引用文:
-*-*-

前回はひとまずスペル修正プログラムが完成して、コマンドラインから修正したい単語の引数を与えるとその修正した単語と修正候補のトップ5が表示されるようにしてみた。
今回はスペル修正プログラムはどう書くかに従って、このスペル修正プログラムの評価ができるようなコードを書いていきたい。ユニットテストのフレームワークを使って修正の正解率に対してテストを書くようなイメージでいる。
ユニットテストをIntelliJ + Haskell環境でうまく動くようにする
今回はHUnitを使って、IntelliJ + Haskell環境でユニットテストが動くようにしたい。 まずは、HUnitを使えるようにcabalでパッケージをインストールする。
cabal install hunit cabal install test-framework cabal install test-framework-hunit
alexがインストール出来ない場合はgccのバージョンが不適合な場合があるのでcabal install --reinstall alex
して再インストールすると直ることがある。
テストが出来るようにしていく:テスト用のダミーコードをつくる
基本的には
cabal test
とすると
Re-configuring with test suites enabled. If this fails, please run configure manually. Resolving dependencies... Configuring spllerE-1.0... Building spllerE-1.0...
という風に本来必要なcabal configure --enable-test
とcabal build
をやってからテストの実行をやってくれる、が
Package has no test suites.
と言われてしまう。当然テストに必要な物は何も足していないので、何もテストしない。これを解決していく。 必要なことは
- srcディレクトリの下にtestディレクトリを作ってその中にテスト用のバイナリのMain.hsを作る。
- そのMain.hsでテストするために.cabalにテスト用のエントリを足す
の2つ。
まずはスペル修正とは関係ないダミーのプログラムを書いてsrc/test/Main.hsに入れよう。
testの下にMainという名前のモジュールを追加する。module test.Main where
となるかもしれないが、test.は不要。以下の様なダミーのテストを書く。

-*-*-

データ一覧:
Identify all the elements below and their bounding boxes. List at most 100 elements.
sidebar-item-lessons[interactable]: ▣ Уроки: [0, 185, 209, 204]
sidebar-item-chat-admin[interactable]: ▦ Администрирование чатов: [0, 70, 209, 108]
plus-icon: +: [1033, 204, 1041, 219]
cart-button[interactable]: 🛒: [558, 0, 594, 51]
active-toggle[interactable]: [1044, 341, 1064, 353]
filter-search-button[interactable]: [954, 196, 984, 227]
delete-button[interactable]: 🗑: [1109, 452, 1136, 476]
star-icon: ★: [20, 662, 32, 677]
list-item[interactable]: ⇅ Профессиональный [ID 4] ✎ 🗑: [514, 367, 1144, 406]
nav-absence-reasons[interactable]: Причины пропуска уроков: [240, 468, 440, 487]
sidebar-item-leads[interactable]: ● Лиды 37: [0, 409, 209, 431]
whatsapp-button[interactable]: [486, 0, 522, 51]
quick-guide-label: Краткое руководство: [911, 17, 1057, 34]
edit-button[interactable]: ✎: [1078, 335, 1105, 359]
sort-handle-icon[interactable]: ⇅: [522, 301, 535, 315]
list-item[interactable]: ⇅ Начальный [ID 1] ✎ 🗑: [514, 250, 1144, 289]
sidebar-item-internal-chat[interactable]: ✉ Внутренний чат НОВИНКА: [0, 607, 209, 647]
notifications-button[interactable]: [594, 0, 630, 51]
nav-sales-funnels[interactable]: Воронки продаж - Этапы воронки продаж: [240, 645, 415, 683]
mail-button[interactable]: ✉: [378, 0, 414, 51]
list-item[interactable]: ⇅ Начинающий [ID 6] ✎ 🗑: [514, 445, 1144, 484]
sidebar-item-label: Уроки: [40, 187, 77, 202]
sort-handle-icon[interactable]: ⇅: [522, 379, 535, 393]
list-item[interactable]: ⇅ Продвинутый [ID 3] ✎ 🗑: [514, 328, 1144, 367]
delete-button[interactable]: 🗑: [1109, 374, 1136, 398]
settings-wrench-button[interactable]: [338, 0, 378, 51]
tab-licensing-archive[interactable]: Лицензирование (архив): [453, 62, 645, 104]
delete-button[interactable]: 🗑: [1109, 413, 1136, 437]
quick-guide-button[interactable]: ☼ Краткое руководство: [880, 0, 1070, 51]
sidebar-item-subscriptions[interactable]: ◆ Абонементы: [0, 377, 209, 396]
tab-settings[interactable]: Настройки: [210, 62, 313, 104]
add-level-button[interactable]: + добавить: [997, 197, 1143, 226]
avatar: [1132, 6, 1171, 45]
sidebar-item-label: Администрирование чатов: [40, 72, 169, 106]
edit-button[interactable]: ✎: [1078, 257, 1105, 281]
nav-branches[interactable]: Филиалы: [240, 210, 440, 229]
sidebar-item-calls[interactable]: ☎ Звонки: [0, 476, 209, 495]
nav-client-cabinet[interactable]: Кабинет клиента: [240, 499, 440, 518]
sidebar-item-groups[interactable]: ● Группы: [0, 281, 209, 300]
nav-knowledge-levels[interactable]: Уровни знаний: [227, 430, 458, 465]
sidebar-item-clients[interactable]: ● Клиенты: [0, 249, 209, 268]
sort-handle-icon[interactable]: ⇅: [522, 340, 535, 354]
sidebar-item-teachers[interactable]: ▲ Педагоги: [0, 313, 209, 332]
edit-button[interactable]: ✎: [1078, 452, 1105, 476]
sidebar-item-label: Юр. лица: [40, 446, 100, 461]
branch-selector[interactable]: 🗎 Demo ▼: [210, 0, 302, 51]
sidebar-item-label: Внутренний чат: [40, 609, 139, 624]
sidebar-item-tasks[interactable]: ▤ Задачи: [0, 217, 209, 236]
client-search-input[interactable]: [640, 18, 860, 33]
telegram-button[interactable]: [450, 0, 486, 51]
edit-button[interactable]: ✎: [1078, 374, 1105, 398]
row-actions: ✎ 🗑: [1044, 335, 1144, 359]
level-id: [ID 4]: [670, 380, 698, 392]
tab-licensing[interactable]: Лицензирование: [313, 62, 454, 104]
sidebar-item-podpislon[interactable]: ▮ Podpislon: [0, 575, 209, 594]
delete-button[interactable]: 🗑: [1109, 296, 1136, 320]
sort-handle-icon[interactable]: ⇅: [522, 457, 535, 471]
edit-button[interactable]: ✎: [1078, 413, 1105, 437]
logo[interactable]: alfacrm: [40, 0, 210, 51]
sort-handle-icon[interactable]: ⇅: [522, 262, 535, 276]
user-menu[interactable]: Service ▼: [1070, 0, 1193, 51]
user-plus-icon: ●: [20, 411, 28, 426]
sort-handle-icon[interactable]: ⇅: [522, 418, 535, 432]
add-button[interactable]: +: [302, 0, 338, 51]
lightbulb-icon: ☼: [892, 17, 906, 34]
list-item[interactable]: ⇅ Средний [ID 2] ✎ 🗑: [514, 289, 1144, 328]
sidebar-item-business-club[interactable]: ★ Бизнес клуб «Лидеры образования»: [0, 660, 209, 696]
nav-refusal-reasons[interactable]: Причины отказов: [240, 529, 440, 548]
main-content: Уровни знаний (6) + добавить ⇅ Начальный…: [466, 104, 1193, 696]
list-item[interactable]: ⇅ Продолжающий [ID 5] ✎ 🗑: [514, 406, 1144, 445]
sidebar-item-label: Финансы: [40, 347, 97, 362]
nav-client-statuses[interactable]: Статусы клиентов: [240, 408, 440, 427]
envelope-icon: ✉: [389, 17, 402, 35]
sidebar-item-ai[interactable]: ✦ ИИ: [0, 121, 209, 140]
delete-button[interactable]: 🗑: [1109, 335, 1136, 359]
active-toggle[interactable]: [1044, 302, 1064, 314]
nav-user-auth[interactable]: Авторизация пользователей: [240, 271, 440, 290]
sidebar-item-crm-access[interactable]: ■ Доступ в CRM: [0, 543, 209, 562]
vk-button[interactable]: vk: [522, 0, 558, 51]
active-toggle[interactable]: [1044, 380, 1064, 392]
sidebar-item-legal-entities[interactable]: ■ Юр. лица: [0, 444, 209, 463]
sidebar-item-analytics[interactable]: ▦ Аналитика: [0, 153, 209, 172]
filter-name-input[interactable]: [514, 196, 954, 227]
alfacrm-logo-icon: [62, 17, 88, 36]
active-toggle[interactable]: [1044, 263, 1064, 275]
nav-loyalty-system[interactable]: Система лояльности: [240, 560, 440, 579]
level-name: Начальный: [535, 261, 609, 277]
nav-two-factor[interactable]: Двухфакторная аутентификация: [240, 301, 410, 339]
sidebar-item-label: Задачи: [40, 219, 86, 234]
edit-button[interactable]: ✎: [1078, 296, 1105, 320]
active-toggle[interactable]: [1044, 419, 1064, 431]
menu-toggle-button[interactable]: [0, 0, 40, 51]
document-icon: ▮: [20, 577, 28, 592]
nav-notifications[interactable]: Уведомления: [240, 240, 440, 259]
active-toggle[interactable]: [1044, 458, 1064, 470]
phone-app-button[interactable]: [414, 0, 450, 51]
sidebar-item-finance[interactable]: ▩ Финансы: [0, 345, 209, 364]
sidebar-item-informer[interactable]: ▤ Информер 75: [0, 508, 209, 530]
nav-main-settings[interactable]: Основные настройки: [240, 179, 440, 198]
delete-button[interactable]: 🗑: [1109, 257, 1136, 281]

-*-*-

取り組む課題:
a - 引用文のうち「テストが出来るようにしていく:テスト用のダミーコードをつくる」から「no test suites.」までの箇所を、一字も変えずに書き写してください。
b - 引用文によると、テスト用のものを何も足さずにcabal testを実行すると、どんなメッセージが出ますか？

期待される出力:
a -
テストが出来るようにしていく:テスト用のダミーコードをつくる
基本的には
cabal test
とすると
Re-configuring with test suites enabled. If this fails, please run configure manually. Resolving dependencies... Configuring spllerE-1.0... Building spllerE-1.0...
という風に本来必要なcabal configure --enable-test
とcabal build
をやってからテストの実行をやってくれる、が
Package has no test suites.

b - 「Package has no test suites.」と表示されます。